Excerpted records -
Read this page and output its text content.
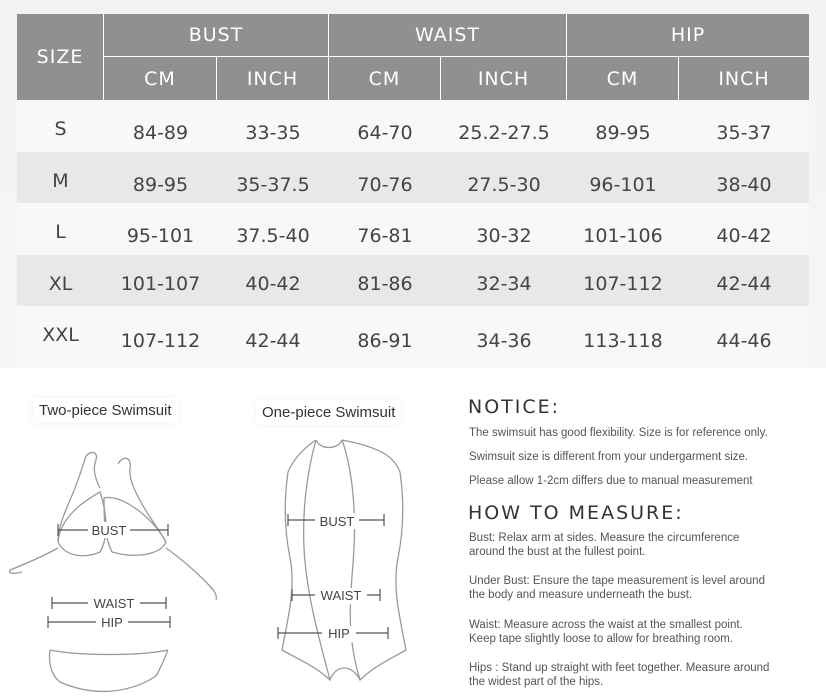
SIZE	BUST		WAIST		HIP	
	CM	INCH	CM	INCH	CM	INCH
S	84-89	33-35	64-70	25.2-27.5	89-95	35-37
M	89-95	35-37.5	70-76	27.5-30	96-101	38-40
L	95-101	37.5-40	76-81	30-32	101-106	40-42
XL	101-107	40-42	81-86	32-34	107-112	42-44
XXL	107-112	42-44	86-91	34-36	113-118	44-46
Two-piece Swimsuit	One-piece Swimsuit
BUST
WAIST
HIP
BUST
WAIST
HIP
NOTICE:
The swimsuit has good flexibility. Size is for reference only.
Swimsuit size is different from your undergarment size.
Please allow 1-2cm differs due to manual measurement
HOW TO MEASURE:
Bust: Relax arm at sides. Measure the circumference
around the bust at the fullest point.
Under Bust: Ensure the tape measurement is level around
the body and measure underneath the bust.
Waist: Measure across the waist at the smallest point.
Keep tape slightly loose to allow for breathing room.
Hips : Stand up straight with feet together. Measure around
the widest part of the hips.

Direction - Except for the pictures, copy every line of the records above exactly.

Solved problem -
Read this page and output its text content.
SIZE	BUST		WAIST		HIP	
	CM	INCH	CM	INCH	CM	INCH
S	84-89	33-35	64-70	25.2-27.5	89-95	35-37
M	89-95	35-37.5	70-76	27.5-30	96-101	38-40
L	95-101	37.5-40	76-81	30-32	101-106	40-42
XL	101-107	40-42	81-86	32-34	107-112	42-44
XXL	107-112	42-44	86-91	34-36	113-118	44-46
Two-piece Swimsuit	One-piece Swimsuit
BUST
WAIST
HIP
BUST
WAIST
HIP
NOTICE:
The swimsuit has good flexibility. Size is for reference only.
Swimsuit size is different from your undergarment size.
Please allow 1-2cm differs due to manual measurement
HOW TO MEASURE:
Bust: Relax arm at sides. Measure the circumference
around the bust at the fullest point.
Under Bust: Ensure the tape measurement is level around
the body and measure underneath the bust.
Waist: Measure across the waist at the smallest point.
Keep tape slightly loose to allow for breathing room.
Hips : Stand up straight with feet together. Measure around
the widest part of the hips.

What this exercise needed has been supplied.